* _RAW RECORDS_

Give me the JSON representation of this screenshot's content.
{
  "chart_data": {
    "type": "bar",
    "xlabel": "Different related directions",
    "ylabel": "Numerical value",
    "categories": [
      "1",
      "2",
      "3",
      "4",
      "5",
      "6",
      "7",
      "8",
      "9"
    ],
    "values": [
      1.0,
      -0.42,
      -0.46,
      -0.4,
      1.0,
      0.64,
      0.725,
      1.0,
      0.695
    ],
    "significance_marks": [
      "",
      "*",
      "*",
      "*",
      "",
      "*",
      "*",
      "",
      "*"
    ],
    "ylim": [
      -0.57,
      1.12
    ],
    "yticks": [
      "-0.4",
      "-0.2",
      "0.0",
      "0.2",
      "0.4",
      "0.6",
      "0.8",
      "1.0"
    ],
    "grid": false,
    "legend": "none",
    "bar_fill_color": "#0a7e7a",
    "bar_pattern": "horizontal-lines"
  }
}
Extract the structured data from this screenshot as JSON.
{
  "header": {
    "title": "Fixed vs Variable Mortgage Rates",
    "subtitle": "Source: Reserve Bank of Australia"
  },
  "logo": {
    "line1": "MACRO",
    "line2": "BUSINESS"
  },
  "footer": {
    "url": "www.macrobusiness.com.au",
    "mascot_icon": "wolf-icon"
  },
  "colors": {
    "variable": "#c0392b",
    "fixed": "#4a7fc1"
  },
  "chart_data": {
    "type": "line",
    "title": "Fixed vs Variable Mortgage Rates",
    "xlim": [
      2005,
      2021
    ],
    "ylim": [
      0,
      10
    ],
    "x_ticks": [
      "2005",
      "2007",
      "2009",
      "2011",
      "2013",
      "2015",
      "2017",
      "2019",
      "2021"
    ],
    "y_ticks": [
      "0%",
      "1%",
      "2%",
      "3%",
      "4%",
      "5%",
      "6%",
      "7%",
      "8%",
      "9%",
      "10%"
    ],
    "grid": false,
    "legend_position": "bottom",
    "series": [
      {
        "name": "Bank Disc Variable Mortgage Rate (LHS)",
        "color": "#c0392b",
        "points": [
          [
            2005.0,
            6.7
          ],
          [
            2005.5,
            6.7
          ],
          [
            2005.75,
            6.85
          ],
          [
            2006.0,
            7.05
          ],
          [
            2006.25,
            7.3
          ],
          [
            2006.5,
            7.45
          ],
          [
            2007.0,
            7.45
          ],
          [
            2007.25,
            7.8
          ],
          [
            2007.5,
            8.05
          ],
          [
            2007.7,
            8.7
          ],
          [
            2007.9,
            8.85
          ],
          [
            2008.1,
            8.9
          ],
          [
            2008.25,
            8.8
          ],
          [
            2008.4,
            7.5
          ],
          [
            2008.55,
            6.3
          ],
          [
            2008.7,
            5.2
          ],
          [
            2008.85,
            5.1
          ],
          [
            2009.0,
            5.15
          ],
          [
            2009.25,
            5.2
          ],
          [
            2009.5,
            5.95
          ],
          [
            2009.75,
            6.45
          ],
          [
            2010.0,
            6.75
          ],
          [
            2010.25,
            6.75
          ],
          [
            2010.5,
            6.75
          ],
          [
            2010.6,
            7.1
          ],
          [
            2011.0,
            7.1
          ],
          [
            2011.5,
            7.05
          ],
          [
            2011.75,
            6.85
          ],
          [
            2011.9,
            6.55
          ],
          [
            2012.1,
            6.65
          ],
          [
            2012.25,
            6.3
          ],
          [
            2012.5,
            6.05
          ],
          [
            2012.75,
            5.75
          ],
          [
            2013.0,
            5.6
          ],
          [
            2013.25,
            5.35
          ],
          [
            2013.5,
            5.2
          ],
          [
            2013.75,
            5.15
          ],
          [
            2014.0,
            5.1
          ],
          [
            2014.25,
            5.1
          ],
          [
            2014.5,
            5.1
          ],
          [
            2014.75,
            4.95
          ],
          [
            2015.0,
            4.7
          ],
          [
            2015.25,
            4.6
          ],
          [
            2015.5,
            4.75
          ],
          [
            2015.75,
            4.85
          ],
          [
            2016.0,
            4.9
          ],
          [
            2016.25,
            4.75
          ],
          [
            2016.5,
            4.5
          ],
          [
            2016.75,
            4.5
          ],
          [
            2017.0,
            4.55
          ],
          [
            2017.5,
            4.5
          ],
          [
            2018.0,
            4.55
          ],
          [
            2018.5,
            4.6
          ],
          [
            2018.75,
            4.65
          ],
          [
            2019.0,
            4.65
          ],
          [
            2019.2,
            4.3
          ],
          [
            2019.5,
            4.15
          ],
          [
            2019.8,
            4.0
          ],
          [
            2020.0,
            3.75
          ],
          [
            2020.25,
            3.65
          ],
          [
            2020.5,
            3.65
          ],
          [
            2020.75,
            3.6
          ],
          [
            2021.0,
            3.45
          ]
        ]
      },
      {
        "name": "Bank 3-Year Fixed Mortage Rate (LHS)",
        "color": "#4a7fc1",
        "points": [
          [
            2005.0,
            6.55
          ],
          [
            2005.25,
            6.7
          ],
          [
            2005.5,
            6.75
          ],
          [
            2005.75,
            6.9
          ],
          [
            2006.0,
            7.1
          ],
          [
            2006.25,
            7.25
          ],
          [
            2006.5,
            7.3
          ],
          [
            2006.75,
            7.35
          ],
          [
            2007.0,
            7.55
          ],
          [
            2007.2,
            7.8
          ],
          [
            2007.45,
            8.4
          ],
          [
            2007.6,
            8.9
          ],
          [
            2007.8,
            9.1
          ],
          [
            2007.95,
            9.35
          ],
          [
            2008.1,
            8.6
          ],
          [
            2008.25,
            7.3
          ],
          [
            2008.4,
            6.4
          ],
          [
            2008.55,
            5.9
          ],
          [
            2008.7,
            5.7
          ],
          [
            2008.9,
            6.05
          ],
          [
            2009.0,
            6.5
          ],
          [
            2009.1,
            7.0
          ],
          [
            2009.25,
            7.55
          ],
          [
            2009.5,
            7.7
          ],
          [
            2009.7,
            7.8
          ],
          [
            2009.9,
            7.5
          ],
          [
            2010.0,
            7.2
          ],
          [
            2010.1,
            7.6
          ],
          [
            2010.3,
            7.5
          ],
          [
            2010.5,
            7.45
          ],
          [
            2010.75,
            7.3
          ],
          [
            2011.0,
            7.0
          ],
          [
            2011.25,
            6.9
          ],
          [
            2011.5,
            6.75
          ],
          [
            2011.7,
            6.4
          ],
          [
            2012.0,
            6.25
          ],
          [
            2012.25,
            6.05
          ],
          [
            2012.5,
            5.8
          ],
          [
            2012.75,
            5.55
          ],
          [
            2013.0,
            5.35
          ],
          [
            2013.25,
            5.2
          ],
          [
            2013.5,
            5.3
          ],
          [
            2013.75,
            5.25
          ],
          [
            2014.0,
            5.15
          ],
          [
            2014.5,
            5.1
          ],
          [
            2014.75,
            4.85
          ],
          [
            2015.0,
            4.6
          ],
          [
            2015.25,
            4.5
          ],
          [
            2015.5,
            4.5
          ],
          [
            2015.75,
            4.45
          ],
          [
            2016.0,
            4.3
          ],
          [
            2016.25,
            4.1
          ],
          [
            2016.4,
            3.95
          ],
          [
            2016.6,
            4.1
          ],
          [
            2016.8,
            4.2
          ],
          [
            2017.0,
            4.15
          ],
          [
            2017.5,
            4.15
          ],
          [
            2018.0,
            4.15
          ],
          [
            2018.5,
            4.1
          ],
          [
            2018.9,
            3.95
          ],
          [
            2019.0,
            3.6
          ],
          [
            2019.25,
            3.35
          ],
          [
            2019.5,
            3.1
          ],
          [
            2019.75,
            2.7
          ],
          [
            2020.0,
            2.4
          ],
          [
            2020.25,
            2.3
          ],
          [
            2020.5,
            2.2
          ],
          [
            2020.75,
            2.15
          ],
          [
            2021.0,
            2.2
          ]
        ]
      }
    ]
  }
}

* _REQUIREMENT_
Copy out each record, keeping every word as it is.

* _THE RESULT_
Give me the JSON representation of this screenshot's content.
{
  "chart_data": {
    "type": "bar",
    "xlabel": "Different related directions",
    "ylabel": "Numerical value",
    "categories": [
      "1",
      "2",
      "3",
      "4",
      "5",
      "6",
      "7",
      "8",
      "9"
    ],
    "values": [
      1.0,
      -0.42,
      -0.46,
      -0.4,
      1.0,
      0.64,
      0.725,
      1.0,
      0.695
    ],
    "significance_marks": [
      "",
      "*",
      "*",
      "*",
      "",
      "*",
      "*",
      "",
      "*"
    ],
    "ylim": [
      -0.57,
      1.12
    ],
    "yticks": [
      "-0.4",
      "-0.2",
      "0.0",
      "0.2",
      "0.4",
      "0.6",
      "0.8",
      "1.0"
    ],
    "grid": false,
    "legend": "none",
    "bar_fill_color": "#0a7e7a",
    "bar_pattern": "horizontal-lines"
  }
}
Extract the structured data from this screenshot as JSON.
{
  "header": {
    "title": "Fixed vs Variable Mortgage Rates",
    "subtitle": "Source: Reserve Bank of Australia"
  },
  "logo": {
    "line1": "MACRO",
    "line2": "BUSINESS"
  },
  "footer": {
    "url": "www.macrobusiness.com.au",
    "mascot_icon": "wolf-icon"
  },
  "colors": {
    "variable": "#c0392b",
    "fixed": "#4a7fc1"
  },
  "chart_data": {
    "type": "line",
    "title": "Fixed vs Variable Mortgage Rates",
    "xlim": [
      2005,
      2021
    ],
    "ylim": [
      0,
      10
    ],
    "x_ticks": [
      "2005",
      "2007",
      "2009",
      "2011",
      "2013",
      "2015",
      "2017",
      "2019",
      "2021"
    ],
    "y_ticks": [
      "0%",
      "1%",
      "2%",
      "3%",
      "4%",
      "5%",
      "6%",
      "7%",
      "8%",
      "9%",
      "10%"
    ],
    "grid": false,
    "legend_position": "bottom",
    "series": [
      {
        "name": "Bank Disc Variable Mortgage Rate (LHS)",
        "color": "#c0392b",
        "points": [
          [
            2005.0,
            6.7
          ],
          [
            2005.5,
            6.7
          ],
          [
            2005.75,
            6.85
          ],
          [
            2006.0,
            7.05
          ],
          [
            2006.25,
            7.3
          ],
          [
            2006.5,
            7.45
          ],
          [
            2007.0,
            7.45
          ],
          [
            2007.25,
            7.8
          ],
          [
            2007.5,
            8.05
          ],
          [
            2007.7,
            8.7
          ],
          [
            2007.9,
            8.85
          ],
          [
            2008.1,
            8.9
          ],
          [
            2008.25,
            8.8
          ],
          [
            2008.4,
            7.5
          ],
          [
            2008.55,
            6.3
          ],
          [
            2008.7,
            5.2
          ],
          [
            2008.85,
            5.1
          ],
          [
            2009.0,
            5.15
          ],
          [
            2009.25,
            5.2
          ],
          [
            2009.5,
            5.95
          ],
          [
            2009.75,
            6.45
          ],
          [
            2010.0,
            6.75
          ],
          [
            2010.25,
            6.75
          ],
          [
            2010.5,
            6.75
          ],
          [
            2010.6,
            7.1
          ],
          [
            2011.0,
            7.1
          ],
          [
            2011.5,
            7.05
          ],
          [
            2011.75,
            6.85
          ],
          [
            2011.9,
            6.55
          ],
          [
            2012.1,
            6.65
          ],
          [
            2012.25,
            6.3
          ],
          [
            2012.5,
            6.05
          ],
          [
            2012.75,
            5.75
          ],
          [
            2013.0,
            5.6
          ],
          [
            2013.25,
            5.35
          ],
          [
            2013.5,
            5.2
          ],
          [
            2013.75,
            5.15
          ],
          [
            2014.0,
            5.1
          ],
          [
            2014.25,
            5.1
          ],
          [
            2014.5,
            5.1
          ],
          [
            2014.75,
            4.95
          ],
          [
            2015.0,
            4.7
          ],
          [
            2015.25,
            4.6
          ],
          [
            2015.5,
            4.75
          ],
          [
            2015.75,
            4.85
          ],
          [
            2016.0,
            4.9
          ],
          [
            2016.25,
            4.75
          ],
          [
            2016.5,
            4.5
          ],
          [
            2016.75,
            4.5
          ],
          [
            2017.0,
            4.55
          ],
          [
            2017.5,
            4.5
          ],
          [
            2018.0,
            4.55
          ],
          [
            2018.5,
            4.6
          ],
          [
            2018.75,
            4.65
          ],
          [
            2019.0,
            4.65
          ],
          [
            2019.2,
            4.3
          ],
          [
            2019.5,
            4.15
          ],
          [
            2019.8,
            4.0
          ],
          [
            2020.0,
            3.75
          ],
          [
            2020.25,
            3.65
          ],
          [
            2020.5,
            3.65
          ],
          [
            2020.75,
            3.6
          ],
          [
            2021.0,
            3.45
          ]
        ]
      },
      {
        "name": "Bank 3-Year Fixed Mortage Rate (LHS)",
        "color": "#4a7fc1",
        "points": [
          [
            2005.0,
            6.55
          ],
          [
            2005.25,
            6.7
          ],
          [
            2005.5,
            6.75
          ],
          [
            2005.75,
            6.9
          ],
          [
            2006.0,
            7.1
          ],
          [
            2006.25,
            7.25
          ],
          [
            2006.5,
            7.3
          ],
          [
            2006.75,
            7.35
          ],
          [
            2007.0,
            7.55
          ],
          [
            2007.2,
            7.8
          ],
          [
            2007.45,
            8.4
          ],
          [
            2007.6,
            8.9
          ],
          [
            2007.8,
            9.1
          ],
          [
            2007.95,
            9.35
          ],
          [
            2008.1,
            8.6
          ],
          [
            2008.25,
            7.3
          ],
          [
            2008.4,
            6.4
          ],
          [
            2008.55,
            5.9
          ],
          [
            2008.7,
            5.7
          ],
          [
            2008.9,
            6.05
          ],
          [
            2009.0,
            6.5
          ],
          [
            2009.1,
            7.0
          ],
          [
            2009.25,
            7.55
          ],
          [
            2009.5,
            7.7
          ],
          [
            2009.7,
            7.8
          ],
          [
            2009.9,
            7.5
          ],
          [
            2010.0,
            7.2
          ],
          [
            2010.1,
            7.6
          ],
          [
            2010.3,
            7.5
          ],
          [
            2010.5,
            7.45
          ],
          [
            2010.75,
            7.3
          ],
          [
            2011.0,
            7.0
          ],
          [
            2011.25,
            6.9
          ],
          [
            2011.5,
            6.75
          ],
          [
            2011.7,
            6.4
          ],
          [
            2012.0,
            6.25
          ],
          [
            2012.25,
            6.05
          ],
          [
            2012.5,
            5.8
          ],
          [
            2012.75,
            5.55
          ],
          [
            2013.0,
            5.35
          ],
          [
            2013.25,
            5.2
          ],
          [
            2013.5,
            5.3
          ],
          [
            2013.75,
            5.25
          ],
          [
            2014.0,
            5.15
          ],
          [
            2014.5,
            5.1
          ],
          [
            2014.75,
            4.85
          ],
          [
            2015.0,
            4.6
          ],
          [
            2015.25,
            4.5
          ],
          [
            2015.5,
            4.5
          ],
          [
            2015.75,
            4.45
          ],
          [
            2016.0,
            4.3
          ],
          [
            2016.25,
            4.1
          ],
          [
            2016.4,
            3.95
          ],
          [
            2016.6,
            4.1
          ],
          [
            2016.8,
            4.2
          ],
          [
            2017.0,
            4.15
          ],
          [
            2017.5,
            4.15
          ],
          [
            2018.0,
            4.15
          ],
          [
            2018.5,
            4.1
          ],
          [
            2018.9,
            3.95
          ],
          [
            2019.0,
            3.6
          ],
          [
            2019.25,
            3.35
          ],
          [
            2019.5,
            3.1
          ],
          [
            2019.75,
            2.7
          ],
          [
            2020.0,
            2.4
          ],
          [
            2020.25,
            2.3
          ],
          [
            2020.5,
            2.2
          ],
          [
            2020.75,
            2.15
          ],
          [
            2021.0,
            2.2
          ]
        ]
      }
    ]
  }
}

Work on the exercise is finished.